Dataset records:
──────────
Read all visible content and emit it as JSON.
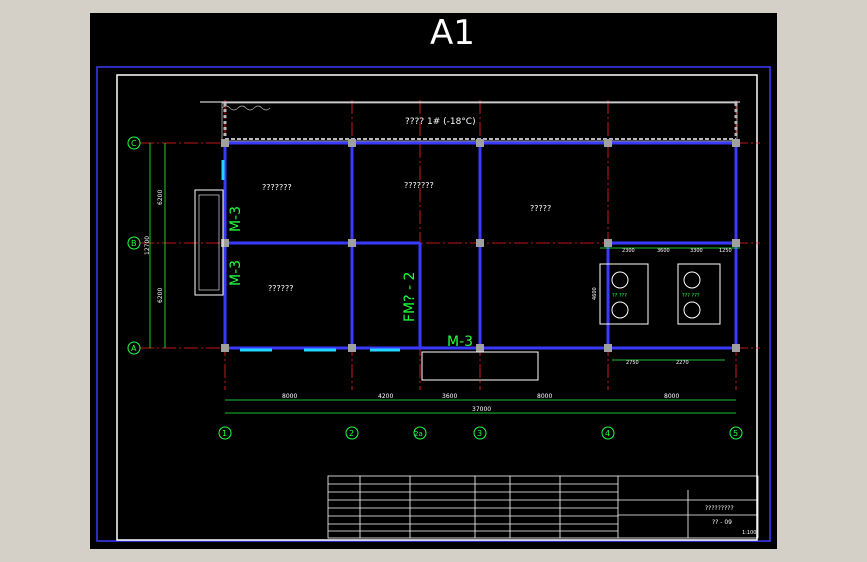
{
  "sheet": {
    "title": "A1"
  },
  "freezer": {
    "label": "???? 1# (-18°C)"
  },
  "rooms": {
    "room1": "???????",
    "room2": "???????",
    "room3": "?????",
    "room4": "??????"
  },
  "doors": {
    "m3_a": "M-3",
    "m3_b": "M-3",
    "m3_c": "M-3",
    "fm2": "FM? - 2"
  },
  "axes": {
    "horizontal": [
      "1",
      "2",
      "2a",
      "3",
      "4",
      "5"
    ],
    "vertical": [
      "C",
      "B",
      "A"
    ]
  },
  "dims": {
    "spans": [
      "8000",
      "4200",
      "3600",
      "8000",
      "8000"
    ],
    "total": "37000",
    "vertical_spans": [
      "6200",
      "6200"
    ],
    "vertical_total": "12700",
    "equip_top": [
      "2300",
      "3600",
      "3300",
      "1250"
    ],
    "equip_bottom": [
      "2750",
      "2270"
    ],
    "equip_side": [
      "4600"
    ]
  },
  "equipment": {
    "unit1": "?? ???",
    "unit2": "??? ???"
  },
  "title_block": {
    "project": "?????????",
    "drawing_no": "?? - 09",
    "scale": "1:100"
  },
  "colors": {
    "background": "#000000",
    "wall": "#3a3aff",
    "axis": "#ff2020",
    "dim": "#20ff40",
    "text": "#ffffff",
    "column": "#a0a0a0"
  }
}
──────────
Task instructions
Leave the pictures out and print the records above exactly as they stand.

Task output
Read all visible content and emit it as JSON.
{
  "sheet": {
    "title": "A1"
  },
  "freezer": {
    "label": "???? 1# (-18°C)"
  },
  "rooms": {
    "room1": "???????",
    "room2": "???????",
    "room3": "?????",
    "room4": "??????"
  },
  "doors": {
    "m3_a": "M-3",
    "m3_b": "M-3",
    "m3_c": "M-3",
    "fm2": "FM? - 2"
  },
  "axes": {
    "horizontal": [
      "1",
      "2",
      "2a",
      "3",
      "4",
      "5"
    ],
    "vertical": [
      "C",
      "B",
      "A"
    ]
  },
  "dims": {
    "spans": [
      "8000",
      "4200",
      "3600",
      "8000",
      "8000"
    ],
    "total": "37000",
    "vertical_spans": [
      "6200",
      "6200"
    ],
    "vertical_total": "12700",
    "equip_top": [
      "2300",
      "3600",
      "3300",
      "1250"
    ],
    "equip_bottom": [
      "2750",
      "2270"
    ],
    "equip_side": [
      "4600"
    ]
  },
  "equipment": {
    "unit1": "?? ???",
    "unit2": "??? ???"
  },
  "title_block": {
    "project": "?????????",
    "drawing_no": "?? - 09",
    "scale": "1:100"
  },
  "colors": {
    "background": "#000000",
    "wall": "#3a3aff",
    "axis": "#ff2020",
    "dim": "#20ff40",
    "text": "#ffffff",
    "column": "#a0a0a0"
  }
}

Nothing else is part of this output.